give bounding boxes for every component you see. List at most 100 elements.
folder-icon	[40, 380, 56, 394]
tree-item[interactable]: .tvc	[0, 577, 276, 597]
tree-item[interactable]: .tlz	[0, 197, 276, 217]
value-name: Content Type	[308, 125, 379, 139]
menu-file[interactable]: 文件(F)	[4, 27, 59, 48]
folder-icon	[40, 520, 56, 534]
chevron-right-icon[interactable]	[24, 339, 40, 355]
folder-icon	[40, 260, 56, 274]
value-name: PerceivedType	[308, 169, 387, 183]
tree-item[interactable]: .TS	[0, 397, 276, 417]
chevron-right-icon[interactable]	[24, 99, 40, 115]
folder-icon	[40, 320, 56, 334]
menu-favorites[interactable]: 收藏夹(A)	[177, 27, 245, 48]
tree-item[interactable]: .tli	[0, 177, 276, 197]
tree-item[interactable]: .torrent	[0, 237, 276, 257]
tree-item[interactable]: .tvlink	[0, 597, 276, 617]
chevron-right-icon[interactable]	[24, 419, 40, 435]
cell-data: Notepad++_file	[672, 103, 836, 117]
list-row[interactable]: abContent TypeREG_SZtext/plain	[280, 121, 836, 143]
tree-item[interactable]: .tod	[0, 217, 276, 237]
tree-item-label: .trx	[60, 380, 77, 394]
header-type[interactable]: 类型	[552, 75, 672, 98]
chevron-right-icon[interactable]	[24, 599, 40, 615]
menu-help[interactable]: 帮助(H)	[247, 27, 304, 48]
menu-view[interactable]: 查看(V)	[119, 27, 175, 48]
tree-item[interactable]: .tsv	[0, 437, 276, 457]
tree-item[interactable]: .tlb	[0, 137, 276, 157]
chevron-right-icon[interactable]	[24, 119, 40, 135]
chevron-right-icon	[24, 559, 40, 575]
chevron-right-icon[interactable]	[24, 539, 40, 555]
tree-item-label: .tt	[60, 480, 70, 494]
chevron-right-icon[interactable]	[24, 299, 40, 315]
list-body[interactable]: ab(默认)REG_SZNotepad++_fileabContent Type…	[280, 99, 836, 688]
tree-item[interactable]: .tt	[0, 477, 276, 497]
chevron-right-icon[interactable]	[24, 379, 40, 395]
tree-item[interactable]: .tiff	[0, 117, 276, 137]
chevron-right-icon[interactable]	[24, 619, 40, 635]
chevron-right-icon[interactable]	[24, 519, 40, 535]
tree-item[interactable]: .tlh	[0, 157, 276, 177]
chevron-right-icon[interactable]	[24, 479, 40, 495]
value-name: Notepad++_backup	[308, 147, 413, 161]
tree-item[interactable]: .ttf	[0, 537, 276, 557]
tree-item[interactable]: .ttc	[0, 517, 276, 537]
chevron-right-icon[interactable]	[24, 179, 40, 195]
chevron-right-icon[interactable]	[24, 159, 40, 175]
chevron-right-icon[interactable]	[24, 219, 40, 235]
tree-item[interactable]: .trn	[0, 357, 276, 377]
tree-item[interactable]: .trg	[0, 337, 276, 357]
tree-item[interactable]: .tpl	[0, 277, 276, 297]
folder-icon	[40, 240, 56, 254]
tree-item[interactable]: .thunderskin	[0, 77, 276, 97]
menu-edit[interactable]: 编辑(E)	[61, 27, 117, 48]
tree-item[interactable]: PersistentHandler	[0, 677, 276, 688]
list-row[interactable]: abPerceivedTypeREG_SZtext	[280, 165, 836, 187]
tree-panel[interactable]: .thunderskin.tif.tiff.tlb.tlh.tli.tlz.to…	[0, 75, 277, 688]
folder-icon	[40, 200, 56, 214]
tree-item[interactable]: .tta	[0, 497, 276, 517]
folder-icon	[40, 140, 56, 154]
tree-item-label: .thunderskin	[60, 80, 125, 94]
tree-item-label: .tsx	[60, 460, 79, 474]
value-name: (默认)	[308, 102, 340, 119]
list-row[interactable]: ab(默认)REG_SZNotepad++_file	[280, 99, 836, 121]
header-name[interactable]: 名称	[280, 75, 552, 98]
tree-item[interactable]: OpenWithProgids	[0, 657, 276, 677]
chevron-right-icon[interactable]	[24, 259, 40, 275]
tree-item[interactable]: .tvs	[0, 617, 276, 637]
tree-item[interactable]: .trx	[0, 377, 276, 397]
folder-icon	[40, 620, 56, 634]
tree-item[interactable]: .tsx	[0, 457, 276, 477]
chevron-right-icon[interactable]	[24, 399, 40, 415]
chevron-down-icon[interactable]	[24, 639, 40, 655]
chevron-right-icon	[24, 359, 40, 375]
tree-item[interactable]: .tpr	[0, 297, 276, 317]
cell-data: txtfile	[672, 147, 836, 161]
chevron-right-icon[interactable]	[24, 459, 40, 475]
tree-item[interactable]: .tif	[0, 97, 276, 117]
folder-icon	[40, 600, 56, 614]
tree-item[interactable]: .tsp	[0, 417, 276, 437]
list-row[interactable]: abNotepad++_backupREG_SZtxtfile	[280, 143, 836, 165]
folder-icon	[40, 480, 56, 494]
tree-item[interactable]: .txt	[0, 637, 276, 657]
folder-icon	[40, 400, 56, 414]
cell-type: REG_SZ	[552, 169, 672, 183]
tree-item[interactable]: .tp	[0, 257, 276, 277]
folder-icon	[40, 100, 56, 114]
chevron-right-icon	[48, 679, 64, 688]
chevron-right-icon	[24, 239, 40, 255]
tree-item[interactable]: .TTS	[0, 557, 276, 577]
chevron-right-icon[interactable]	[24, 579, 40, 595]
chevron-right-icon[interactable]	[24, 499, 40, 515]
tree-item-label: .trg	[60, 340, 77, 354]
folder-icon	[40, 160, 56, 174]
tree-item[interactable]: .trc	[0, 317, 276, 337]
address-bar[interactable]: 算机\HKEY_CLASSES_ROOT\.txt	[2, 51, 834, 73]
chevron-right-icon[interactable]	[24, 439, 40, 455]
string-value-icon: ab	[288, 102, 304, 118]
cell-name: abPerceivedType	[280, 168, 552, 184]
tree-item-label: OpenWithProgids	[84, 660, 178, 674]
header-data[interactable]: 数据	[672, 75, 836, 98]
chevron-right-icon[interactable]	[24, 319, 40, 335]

┄┄┄┄┄┄

Description of the task —
Copy out all the entries above line by line, without changing a single character.

Result of this task —
give bounding boxes for every component you see. List at most 100 elements.
folder-icon	[40, 380, 56, 394]
tree-item[interactable]: .tvc	[0, 577, 276, 597]
tree-item[interactable]: .tlz	[0, 197, 276, 217]
value-name: Content Type	[308, 125, 379, 139]
menu-file[interactable]: 文件(F)	[4, 27, 59, 48]
folder-icon	[40, 520, 56, 534]
chevron-right-icon[interactable]	[24, 339, 40, 355]
folder-icon	[40, 260, 56, 274]
value-name: PerceivedType	[308, 169, 387, 183]
tree-item[interactable]: .TS	[0, 397, 276, 417]
chevron-right-icon[interactable]	[24, 99, 40, 115]
folder-icon	[40, 320, 56, 334]
menu-favorites[interactable]: 收藏夹(A)	[177, 27, 245, 48]
tree-item[interactable]: .tli	[0, 177, 276, 197]
tree-item[interactable]: .torrent	[0, 237, 276, 257]
tree-item[interactable]: .tvlink	[0, 597, 276, 617]
chevron-right-icon[interactable]	[24, 419, 40, 435]
cell-data: Notepad++_file	[672, 103, 836, 117]
list-row[interactable]: abContent TypeREG_SZtext/plain	[280, 121, 836, 143]
tree-item[interactable]: .tod	[0, 217, 276, 237]
tree-item-label: .trx	[60, 380, 77, 394]
header-type[interactable]: 类型	[552, 75, 672, 98]
chevron-right-icon[interactable]	[24, 599, 40, 615]
menu-help[interactable]: 帮助(H)	[247, 27, 304, 48]
menu-view[interactable]: 查看(V)	[119, 27, 175, 48]
tree-item[interactable]: .tsv	[0, 437, 276, 457]
tree-item[interactable]: .tlb	[0, 137, 276, 157]
chevron-right-icon[interactable]	[24, 119, 40, 135]
chevron-right-icon	[24, 559, 40, 575]
chevron-right-icon[interactable]	[24, 539, 40, 555]
tree-item-label: .tt	[60, 480, 70, 494]
chevron-right-icon[interactable]	[24, 299, 40, 315]
list-body[interactable]: ab(默认)REG_SZNotepad++_fileabContent Type…	[280, 99, 836, 688]
tree-item[interactable]: .tt	[0, 477, 276, 497]
chevron-right-icon[interactable]	[24, 379, 40, 395]
tree-item[interactable]: .tiff	[0, 117, 276, 137]
chevron-right-icon[interactable]	[24, 619, 40, 635]
chevron-right-icon[interactable]	[24, 519, 40, 535]
tree-item[interactable]: .tlh	[0, 157, 276, 177]
chevron-right-icon[interactable]	[24, 479, 40, 495]
value-name: Notepad++_backup	[308, 147, 413, 161]
tree-item[interactable]: .ttf	[0, 537, 276, 557]
tree-item[interactable]: .ttc	[0, 517, 276, 537]
chevron-right-icon[interactable]	[24, 179, 40, 195]
chevron-right-icon[interactable]	[24, 159, 40, 175]
chevron-right-icon[interactable]	[24, 219, 40, 235]
tree-item[interactable]: .trn	[0, 357, 276, 377]
tree-item[interactable]: .trg	[0, 337, 276, 357]
tree-item[interactable]: .tpl	[0, 277, 276, 297]
folder-icon	[40, 240, 56, 254]
tree-item[interactable]: .thunderskin	[0, 77, 276, 97]
menu-edit[interactable]: 编辑(E)	[61, 27, 117, 48]
tree-item[interactable]: PersistentHandler	[0, 677, 276, 688]
list-row[interactable]: abPerceivedTypeREG_SZtext	[280, 165, 836, 187]
tree-panel[interactable]: .thunderskin.tif.tiff.tlb.tlh.tli.tlz.to…	[0, 75, 277, 688]
folder-icon	[40, 200, 56, 214]
tree-item[interactable]: .tta	[0, 497, 276, 517]
folder-icon	[40, 140, 56, 154]
tree-item-label: .thunderskin	[60, 80, 125, 94]
tree-item-label: .tsx	[60, 460, 79, 474]
value-name: (默认)	[308, 102, 340, 119]
list-row[interactable]: ab(默认)REG_SZNotepad++_file	[280, 99, 836, 121]
header-name[interactable]: 名称	[280, 75, 552, 98]
tree-item[interactable]: OpenWithProgids	[0, 657, 276, 677]
chevron-right-icon[interactable]	[24, 259, 40, 275]
tree-item[interactable]: .tvs	[0, 617, 276, 637]
tree-item[interactable]: .trx	[0, 377, 276, 397]
folder-icon	[40, 620, 56, 634]
tree-item[interactable]: .tsx	[0, 457, 276, 477]
chevron-right-icon[interactable]	[24, 399, 40, 415]
chevron-down-icon[interactable]	[24, 639, 40, 655]
chevron-right-icon	[24, 359, 40, 375]
tree-item[interactable]: .tpr	[0, 297, 276, 317]
cell-data: txtfile	[672, 147, 836, 161]
chevron-right-icon[interactable]	[24, 459, 40, 475]
tree-item[interactable]: .tif	[0, 97, 276, 117]
folder-icon	[40, 600, 56, 614]
tree-item[interactable]: .tsp	[0, 417, 276, 437]
list-row[interactable]: abNotepad++_backupREG_SZtxtfile	[280, 143, 836, 165]
folder-icon	[40, 480, 56, 494]
tree-item[interactable]: .txt	[0, 637, 276, 657]
folder-icon	[40, 400, 56, 414]
cell-type: REG_SZ	[552, 169, 672, 183]
tree-item[interactable]: .tp	[0, 257, 276, 277]
folder-icon	[40, 100, 56, 114]
chevron-right-icon	[48, 679, 64, 688]
chevron-right-icon	[24, 239, 40, 255]
tree-item[interactable]: .TTS	[0, 557, 276, 577]
chevron-right-icon[interactable]	[24, 579, 40, 595]
chevron-right-icon[interactable]	[24, 499, 40, 515]
tree-item-label: .trg	[60, 340, 77, 354]
folder-icon	[40, 160, 56, 174]
tree-item[interactable]: .trc	[0, 317, 276, 337]
address-bar[interactable]: 算机\HKEY_CLASSES_ROOT\.txt	[2, 51, 834, 73]
chevron-right-icon[interactable]	[24, 439, 40, 455]
string-value-icon: ab	[288, 102, 304, 118]
cell-name: abPerceivedType	[280, 168, 552, 184]
tree-item-label: OpenWithProgids	[84, 660, 178, 674]
header-data[interactable]: 数据	[672, 75, 836, 98]
chevron-right-icon[interactable]	[24, 319, 40, 335]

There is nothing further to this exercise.